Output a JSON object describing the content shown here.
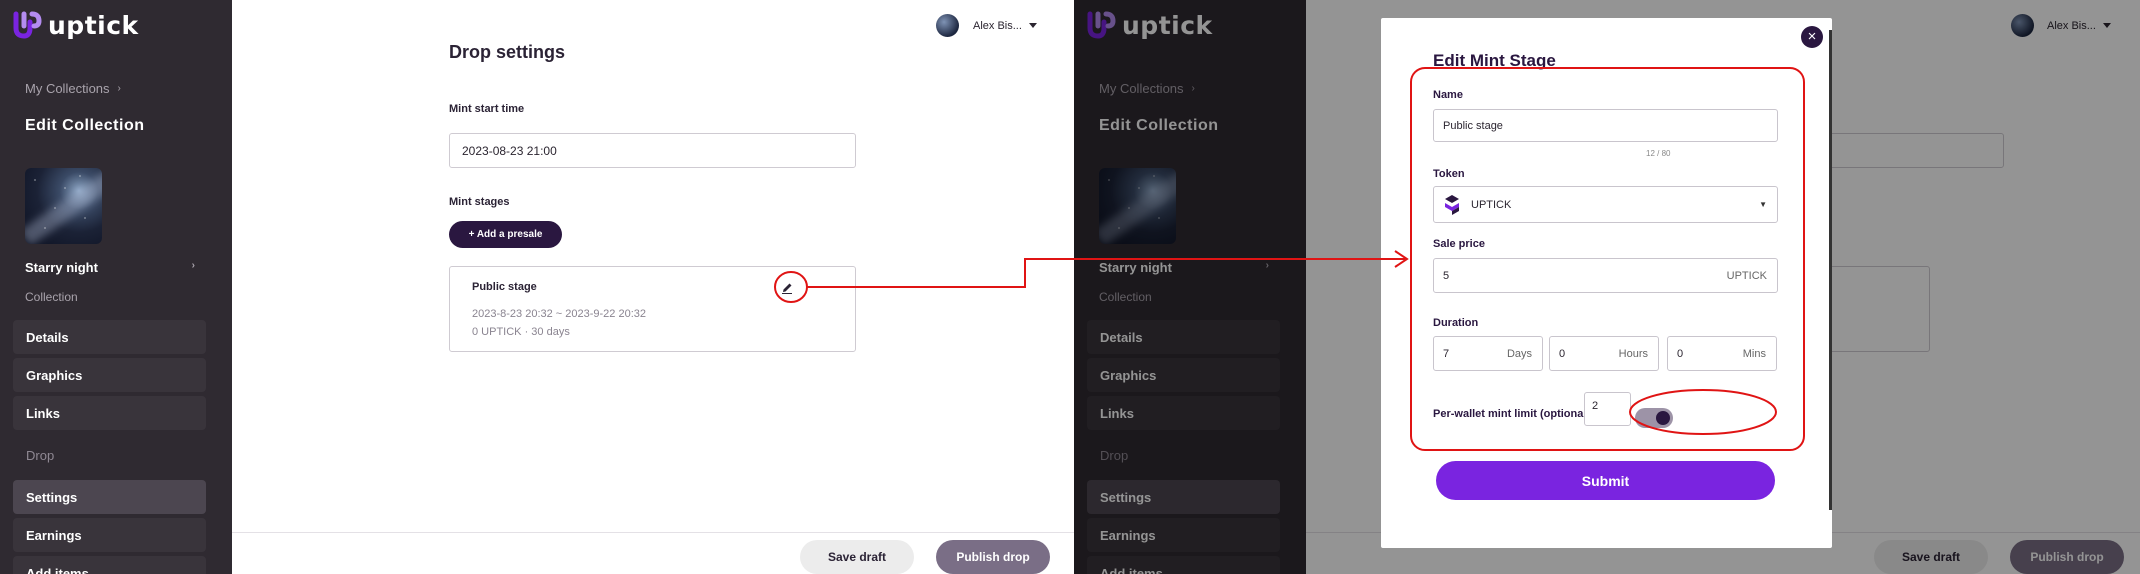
{
  "brand": {
    "name": "uptick",
    "accent": "#7a24e0",
    "dark": "#2a1740",
    "annotation_color": "#e01414"
  },
  "sidebar": {
    "breadcrumb": "My Collections",
    "title": "Edit Collection",
    "collection_name": "Starry night",
    "collection_sub": "Collection",
    "items": [
      {
        "label": "Details"
      },
      {
        "label": "Graphics"
      },
      {
        "label": "Links"
      },
      {
        "label": "Drop"
      },
      {
        "label": "Settings"
      },
      {
        "label": "Earnings"
      },
      {
        "label": "Add items"
      }
    ]
  },
  "header": {
    "user_name": "Alex Bis..."
  },
  "drop_settings": {
    "title": "Drop settings",
    "mint_start_label": "Mint start time",
    "mint_start_value": "2023-08-23 21:00",
    "mint_stages_label": "Mint stages",
    "add_presale_label": "+ Add a presale",
    "stage": {
      "name": "Public stage",
      "dates": "2023-8-23 20:32 ~ 2023-9-22 20:32",
      "meta": "0 UPTICK · 30 days"
    }
  },
  "footer": {
    "save_label": "Save draft",
    "publish_label": "Publish drop"
  },
  "modal": {
    "title": "Edit Mint Stage",
    "close_label": "×",
    "name_label": "Name",
    "name_value": "Public stage",
    "name_counter": "12 / 80",
    "token_label": "Token",
    "token_value": "UPTICK",
    "sale_price_label": "Sale price",
    "sale_price_value": "5",
    "sale_price_unit": "UPTICK",
    "duration_label": "Duration",
    "duration": [
      {
        "value": "7",
        "unit": "Days"
      },
      {
        "value": "0",
        "unit": "Hours"
      },
      {
        "value": "0",
        "unit": "Mins"
      }
    ],
    "wallet_limit_label": "Per-wallet mint limit (optional)",
    "wallet_limit_value": "2",
    "wallet_limit_enabled": true,
    "submit_label": "Submit"
  },
  "icons": [
    "uptick-logo-icon",
    "chevron-right-icon",
    "caret-down-icon",
    "pencil-icon",
    "close-icon",
    "uptick-token-icon"
  ]
}
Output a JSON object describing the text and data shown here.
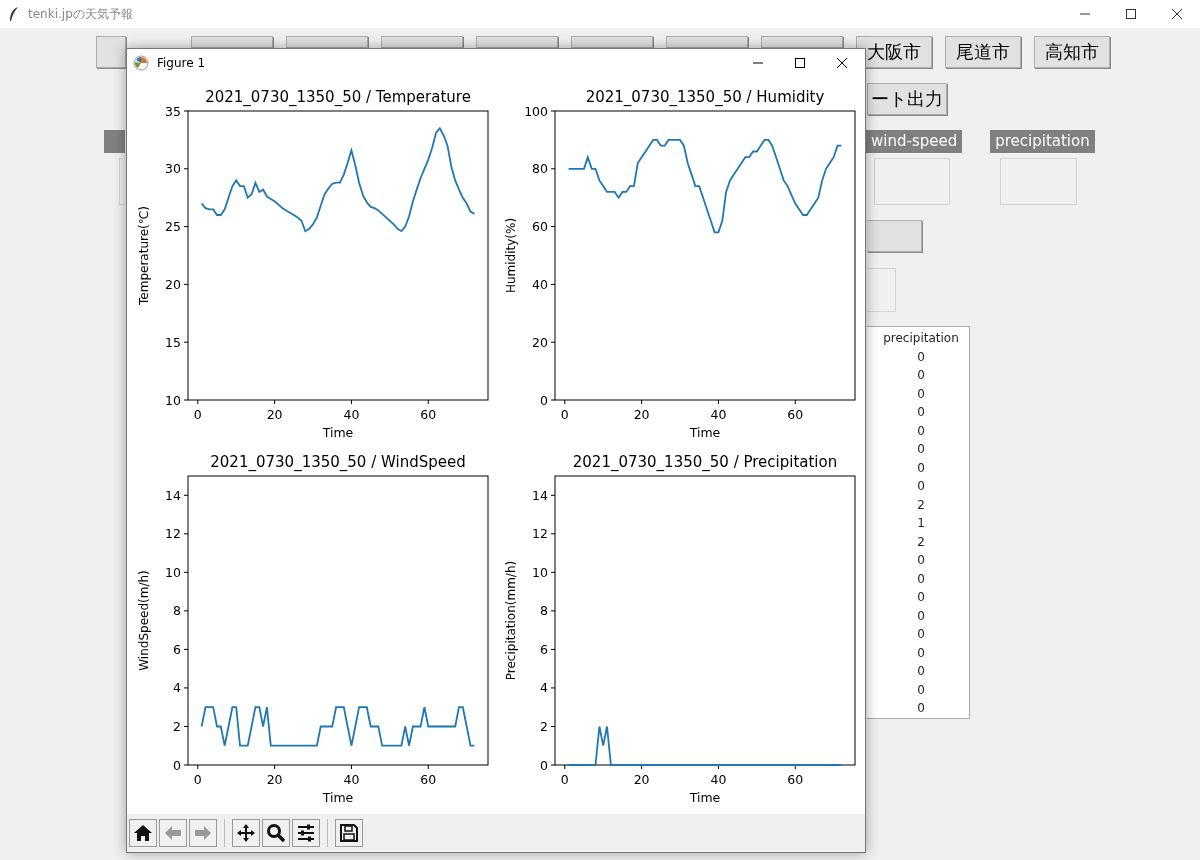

○ ○ ○

Short problem:
Reproduce the material in full, word for word, and omit the pictures.

Right answer:
Output a JSON object describing the content shown here.
{
  "brand": {
    "name": "uptick",
    "accent": "#7a24e0",
    "dark": "#2a1740",
    "annotation_color": "#e01414"
  },
  "sidebar": {
    "breadcrumb": "My Collections",
    "title": "Edit Collection",
    "collection_name": "Starry night",
    "collection_sub": "Collection",
    "items": [
      {
        "label": "Details"
      },
      {
        "label": "Graphics"
      },
      {
        "label": "Links"
      },
      {
        "label": "Drop"
      },
      {
        "label": "Settings"
      },
      {
        "label": "Earnings"
      },
      {
        "label": "Add items"
      }
    ]
  },
  "header": {
    "user_name": "Alex Bis..."
  },
  "drop_settings": {
    "title": "Drop settings",
    "mint_start_label": "Mint start time",
    "mint_start_value": "2023-08-23 21:00",
    "mint_stages_label": "Mint stages",
    "add_presale_label": "+ Add a presale",
    "stage": {
      "name": "Public stage",
      "dates": "2023-8-23 20:32 ~ 2023-9-22 20:32",
      "meta": "0 UPTICK · 30 days"
    }
  },
  "footer": {
    "save_label": "Save draft",
    "publish_label": "Publish drop"
  },
  "modal": {
    "title": "Edit Mint Stage",
    "close_label": "×",
    "name_label": "Name",
    "name_value": "Public stage",
    "name_counter": "12 / 80",
    "token_label": "Token",
    "token_value": "UPTICK",
    "sale_price_label": "Sale price",
    "sale_price_value": "5",
    "sale_price_unit": "UPTICK",
    "duration_label": "Duration",
    "duration": [
      {
        "value": "7",
        "unit": "Days"
      },
      {
        "value": "0",
        "unit": "Hours"
      },
      {
        "value": "0",
        "unit": "Mins"
      }
    ],
    "wallet_limit_label": "Per-wallet mint limit (optional)",
    "wallet_limit_value": "2",
    "wallet_limit_enabled": true,
    "submit_label": "Submit"
  },
  "icons": [
    "uptick-logo-icon",
    "chevron-right-icon",
    "caret-down-icon",
    "pencil-icon",
    "close-icon",
    "uptick-token-icon"
  ]
}
Output a JSON object describing the text and data shown here.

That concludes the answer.